Write out each line beneath this one exactly as it reads.

○ ○ ○ ○

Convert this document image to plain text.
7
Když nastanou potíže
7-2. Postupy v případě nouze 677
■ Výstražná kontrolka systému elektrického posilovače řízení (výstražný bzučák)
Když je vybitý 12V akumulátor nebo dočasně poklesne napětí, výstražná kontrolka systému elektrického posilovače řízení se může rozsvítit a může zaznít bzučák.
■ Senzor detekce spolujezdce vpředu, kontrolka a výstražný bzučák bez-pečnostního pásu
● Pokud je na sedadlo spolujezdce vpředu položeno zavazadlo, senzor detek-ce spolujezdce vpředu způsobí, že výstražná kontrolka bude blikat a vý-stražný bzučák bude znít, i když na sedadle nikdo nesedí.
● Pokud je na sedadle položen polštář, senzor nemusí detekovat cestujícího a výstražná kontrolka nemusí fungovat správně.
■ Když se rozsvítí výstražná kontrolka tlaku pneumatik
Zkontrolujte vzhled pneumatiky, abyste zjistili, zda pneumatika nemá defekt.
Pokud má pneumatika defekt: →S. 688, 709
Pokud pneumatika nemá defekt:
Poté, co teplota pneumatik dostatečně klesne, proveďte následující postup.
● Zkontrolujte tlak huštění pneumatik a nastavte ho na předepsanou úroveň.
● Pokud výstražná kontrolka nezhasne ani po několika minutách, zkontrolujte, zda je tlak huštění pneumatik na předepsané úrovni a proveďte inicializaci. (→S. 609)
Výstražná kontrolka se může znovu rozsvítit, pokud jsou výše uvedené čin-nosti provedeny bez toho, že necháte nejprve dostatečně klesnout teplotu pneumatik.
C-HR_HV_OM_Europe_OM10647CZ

○ ○ ○ ○

== RESPONSE ==
Convert this document image to plain text.
7
Když nastanou potíže
7-2. Postupy v případě nouze 677
■ Výstražná kontrolka systému elektrického posilovače řízení (výstražný bzučák)
Když je vybitý 12V akumulátor nebo dočasně poklesne napětí, výstražná kontrolka systému elektrického posilovače řízení se může rozsvítit a může zaznít bzučák.
■ Senzor detekce spolujezdce vpředu, kontrolka a výstražný bzučák bez-pečnostního pásu
● Pokud je na sedadlo spolujezdce vpředu položeno zavazadlo, senzor detek-ce spolujezdce vpředu způsobí, že výstražná kontrolka bude blikat a vý-stražný bzučák bude znít, i když na sedadle nikdo nesedí.
● Pokud je na sedadle položen polštář, senzor nemusí detekovat cestujícího a výstražná kontrolka nemusí fungovat správně.
■ Když se rozsvítí výstražná kontrolka tlaku pneumatik
Zkontrolujte vzhled pneumatiky, abyste zjistili, zda pneumatika nemá defekt.
Pokud má pneumatika defekt: →S. 688, 709
Pokud pneumatika nemá defekt:
Poté, co teplota pneumatik dostatečně klesne, proveďte následující postup.
● Zkontrolujte tlak huštění pneumatik a nastavte ho na předepsanou úroveň.
● Pokud výstražná kontrolka nezhasne ani po několika minutách, zkontrolujte, zda je tlak huštění pneumatik na předepsané úrovni a proveďte inicializaci. (→S. 609)
Výstražná kontrolka se může znovu rozsvítit, pokud jsou výše uvedené čin-nosti provedeny bez toho, že necháte nejprve dostatečně klesnout teplotu pneumatik.
C-HR_HV_OM_Europe_OM10647CZ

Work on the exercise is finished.